What the task asks
Your task is to filter the data below down to the lines holding "process".

Records excerpted from a collection

──────────────────────────────

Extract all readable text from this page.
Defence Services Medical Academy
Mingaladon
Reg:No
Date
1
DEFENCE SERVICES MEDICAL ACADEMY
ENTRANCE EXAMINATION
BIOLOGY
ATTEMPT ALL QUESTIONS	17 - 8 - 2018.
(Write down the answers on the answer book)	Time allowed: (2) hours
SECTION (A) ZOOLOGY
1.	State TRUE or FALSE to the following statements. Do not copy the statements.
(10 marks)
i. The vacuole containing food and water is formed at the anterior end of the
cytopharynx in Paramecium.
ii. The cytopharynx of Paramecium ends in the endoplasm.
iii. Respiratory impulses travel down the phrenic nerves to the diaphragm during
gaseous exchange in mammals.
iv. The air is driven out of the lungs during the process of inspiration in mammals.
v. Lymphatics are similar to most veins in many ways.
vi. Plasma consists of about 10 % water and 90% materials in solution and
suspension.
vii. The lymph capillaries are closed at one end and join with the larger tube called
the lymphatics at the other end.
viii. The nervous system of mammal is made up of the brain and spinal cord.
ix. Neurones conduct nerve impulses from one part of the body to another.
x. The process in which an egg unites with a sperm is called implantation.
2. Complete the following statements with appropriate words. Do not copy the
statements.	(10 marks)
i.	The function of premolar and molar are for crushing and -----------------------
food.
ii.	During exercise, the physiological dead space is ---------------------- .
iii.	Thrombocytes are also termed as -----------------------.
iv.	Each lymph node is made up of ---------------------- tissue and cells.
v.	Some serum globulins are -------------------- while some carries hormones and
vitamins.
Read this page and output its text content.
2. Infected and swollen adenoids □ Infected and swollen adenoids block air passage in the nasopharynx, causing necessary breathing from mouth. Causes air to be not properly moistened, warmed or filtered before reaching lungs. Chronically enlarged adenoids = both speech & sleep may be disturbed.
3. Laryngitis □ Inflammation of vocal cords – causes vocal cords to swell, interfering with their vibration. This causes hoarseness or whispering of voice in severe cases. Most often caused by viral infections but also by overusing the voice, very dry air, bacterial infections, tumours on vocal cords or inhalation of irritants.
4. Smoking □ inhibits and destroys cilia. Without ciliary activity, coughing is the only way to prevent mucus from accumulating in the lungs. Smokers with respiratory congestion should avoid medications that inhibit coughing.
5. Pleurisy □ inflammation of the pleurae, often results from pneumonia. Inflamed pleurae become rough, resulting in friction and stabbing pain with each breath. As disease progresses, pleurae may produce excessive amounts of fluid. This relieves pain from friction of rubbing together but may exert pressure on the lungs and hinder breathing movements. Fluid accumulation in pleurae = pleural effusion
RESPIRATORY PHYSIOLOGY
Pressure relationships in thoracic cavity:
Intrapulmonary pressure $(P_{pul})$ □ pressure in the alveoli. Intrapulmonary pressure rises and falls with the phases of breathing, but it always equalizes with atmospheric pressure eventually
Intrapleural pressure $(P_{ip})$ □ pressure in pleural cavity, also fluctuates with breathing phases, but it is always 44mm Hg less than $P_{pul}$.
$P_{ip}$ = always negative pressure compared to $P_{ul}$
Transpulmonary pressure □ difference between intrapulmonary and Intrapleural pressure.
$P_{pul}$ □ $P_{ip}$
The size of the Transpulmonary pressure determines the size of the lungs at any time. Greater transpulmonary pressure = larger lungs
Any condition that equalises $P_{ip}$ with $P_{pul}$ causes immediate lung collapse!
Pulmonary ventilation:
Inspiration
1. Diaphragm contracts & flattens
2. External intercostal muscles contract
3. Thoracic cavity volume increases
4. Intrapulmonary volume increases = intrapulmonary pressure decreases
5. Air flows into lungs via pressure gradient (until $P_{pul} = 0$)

──────────────────────────────

Solution to this task
iv. The air is driven out of the lungs during the process of inspiration in mammals.
x. The process in which an egg unites with a sperm is called implantation.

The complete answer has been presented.